**Task instructions:** Which lines hold the string "name"? Copy every one of them.

#### Source data

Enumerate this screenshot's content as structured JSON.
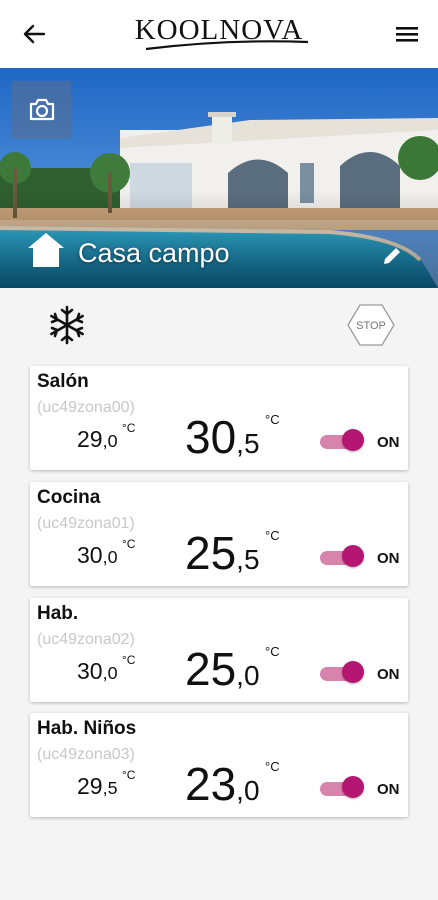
{
  "header": {
    "brand": "KOOLNOVA",
    "back_icon": "arrow-left-icon",
    "menu_icon": "hamburger-menu-icon"
  },
  "hero": {
    "title": "Casa campo",
    "camera_icon": "camera-icon",
    "home_icon": "home-icon",
    "edit_icon": "pencil-icon"
  },
  "controls": {
    "mode_icon": "snowflake-icon",
    "stop_label": "STOP"
  },
  "zones": [
    {
      "name": "Salón",
      "id": "(uc49zona00)",
      "current_int": "29",
      "current_dec": ",0",
      "current_unit": "°C",
      "set_int": "30",
      "set_dec": ",5",
      "set_unit": "°C",
      "on": true,
      "status": "ON"
    },
    {
      "name": "Cocina",
      "id": "(uc49zona01)",
      "current_int": "30",
      "current_dec": ",0",
      "current_unit": "°C",
      "set_int": "25",
      "set_dec": ",5",
      "set_unit": "°C",
      "on": true,
      "status": "ON"
    },
    {
      "name": "Hab.",
      "id": "(uc49zona02)",
      "current_int": "30",
      "current_dec": ",0",
      "current_unit": "°C",
      "set_int": "25",
      "set_dec": ",0",
      "set_unit": "°C",
      "on": true,
      "status": "ON"
    },
    {
      "name": "Hab. Niños",
      "id": "(uc49zona03)",
      "current_int": "29",
      "current_dec": ",5",
      "current_unit": "°C",
      "set_int": "23",
      "set_dec": ",0",
      "set_unit": "°C",
      "on": true,
      "status": "ON"
    }
  ],
  "colors": {
    "accent": "#b51671",
    "track": "#d784ad",
    "zone_id": "#c8c8c8"
  }
}
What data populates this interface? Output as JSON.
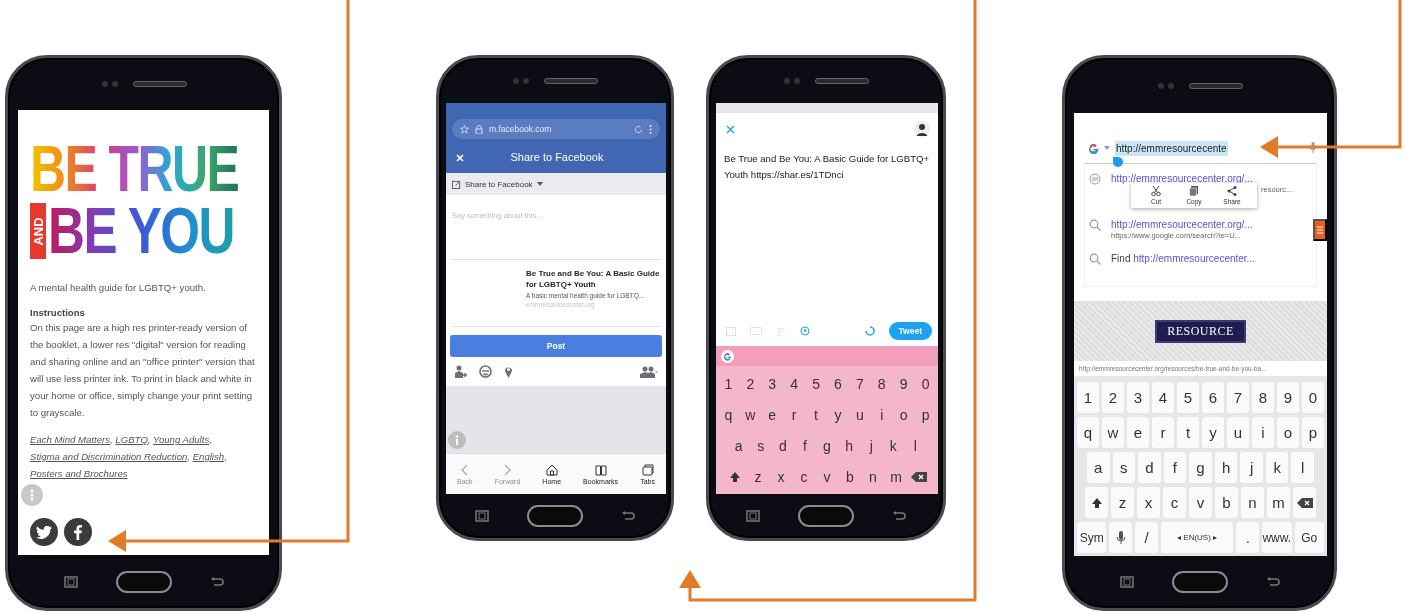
{
  "phones": [
    {
      "kind": "website",
      "logo_top": "BE TRUE",
      "logo_and": "AND",
      "logo_bottom": "BE YOU",
      "tagline": "A mental health guide for LGBTQ+ youth.",
      "heading": "Instructions",
      "body": "On this page are a high res printer-ready version of the booklet, a lower res \"digital\" version for reading and sharing online and an \"office printer\" version that will use less printer ink. To print in black and white in your home or office, simply change your print setting to grayscale.",
      "tags": [
        {
          "label": "Each Mind Matters",
          "sep": ","
        },
        {
          "label": "LGBTQ",
          "sep": ","
        },
        {
          "label": "Young Adults",
          "sep": ","
        },
        {
          "label": "Stigma and Discrimination Reduction",
          "sep": ","
        },
        {
          "label": "English",
          "sep": ","
        },
        {
          "label": "Posters and Brochures"
        }
      ]
    },
    {
      "kind": "facebook",
      "url": "m.facebook.com",
      "title": "Share to Facebook",
      "audience": "Share to Facebook",
      "placeholder": "Say something about this...",
      "link_title": "Be True and Be You: A Basic Guide for LGBTQ+ Youth",
      "link_desc": "A basic mental health guide for LGBTQ...",
      "link_domain": "emmresourcecenter.org",
      "post": "Post",
      "nav": [
        {
          "label": "Back",
          "disabled": true
        },
        {
          "label": "Forward",
          "disabled": true
        },
        {
          "label": "Home",
          "disabled": false
        },
        {
          "label": "Bookmarks",
          "disabled": false
        },
        {
          "label": "Tabs",
          "disabled": false
        }
      ]
    },
    {
      "kind": "twitter",
      "text": "Be True and Be You: A Basic Guide for LGBTQ+ Youth https://shar.es/1TDnci",
      "button": "Tweet",
      "keyboard": [
        [
          "1",
          "2",
          "3",
          "4",
          "5",
          "6",
          "7",
          "8",
          "9",
          "0"
        ],
        [
          "q",
          "w",
          "e",
          "r",
          "t",
          "y",
          "u",
          "i",
          "o",
          "p"
        ],
        [
          "a",
          "s",
          "d",
          "f",
          "g",
          "h",
          "j",
          "k",
          "l"
        ],
        [
          {
            "kind": "shift"
          },
          "z",
          "x",
          "c",
          "v",
          "b",
          "n",
          "m",
          {
            "kind": "backspace"
          }
        ]
      ]
    },
    {
      "kind": "browser",
      "url": "http://emmresourcecente",
      "menu": [
        "Cut",
        "Copy",
        "Share"
      ],
      "suggestions": [
        {
          "kind": "site",
          "title": "http://emmresourcecenter.org/...",
          "subtitle": "resourc..."
        },
        {
          "kind": "search",
          "title": "http://emmresourcecenter.org/...",
          "subtitle": "https://www.google.com/search?ie=U..."
        },
        {
          "kind": "search",
          "find": "Find",
          "title": "http://emmresourcecenter..."
        }
      ],
      "banner": "RESOURCE",
      "page_url": "http://emmresourcecenter.org/resources/be-true-and-be-you-ba...",
      "keyboard": [
        [
          "1",
          "2",
          "3",
          "4",
          "5",
          "6",
          "7",
          "8",
          "9",
          "0"
        ],
        [
          "q",
          "w",
          "e",
          "r",
          "t",
          "y",
          "u",
          "i",
          "o",
          "p"
        ],
        [
          "a",
          "s",
          "d",
          "f",
          "g",
          "h",
          "j",
          "k",
          "l"
        ],
        [
          {
            "kind": "shift"
          },
          "z",
          "x",
          "c",
          "v",
          "b",
          "n",
          "m",
          {
            "kind": "backspace"
          }
        ],
        [
          "Sym",
          {
            "kind": "mic"
          },
          "/",
          {
            "kind": "space",
            "label": "◂ EN(US) ▸"
          },
          ".",
          "www.",
          "Go"
        ]
      ]
    }
  ]
}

########

**Task response:**
      "name": "Salón",
      "name": "Cocina",
      "name": "Hab.",
      "name": "Hab. Niños",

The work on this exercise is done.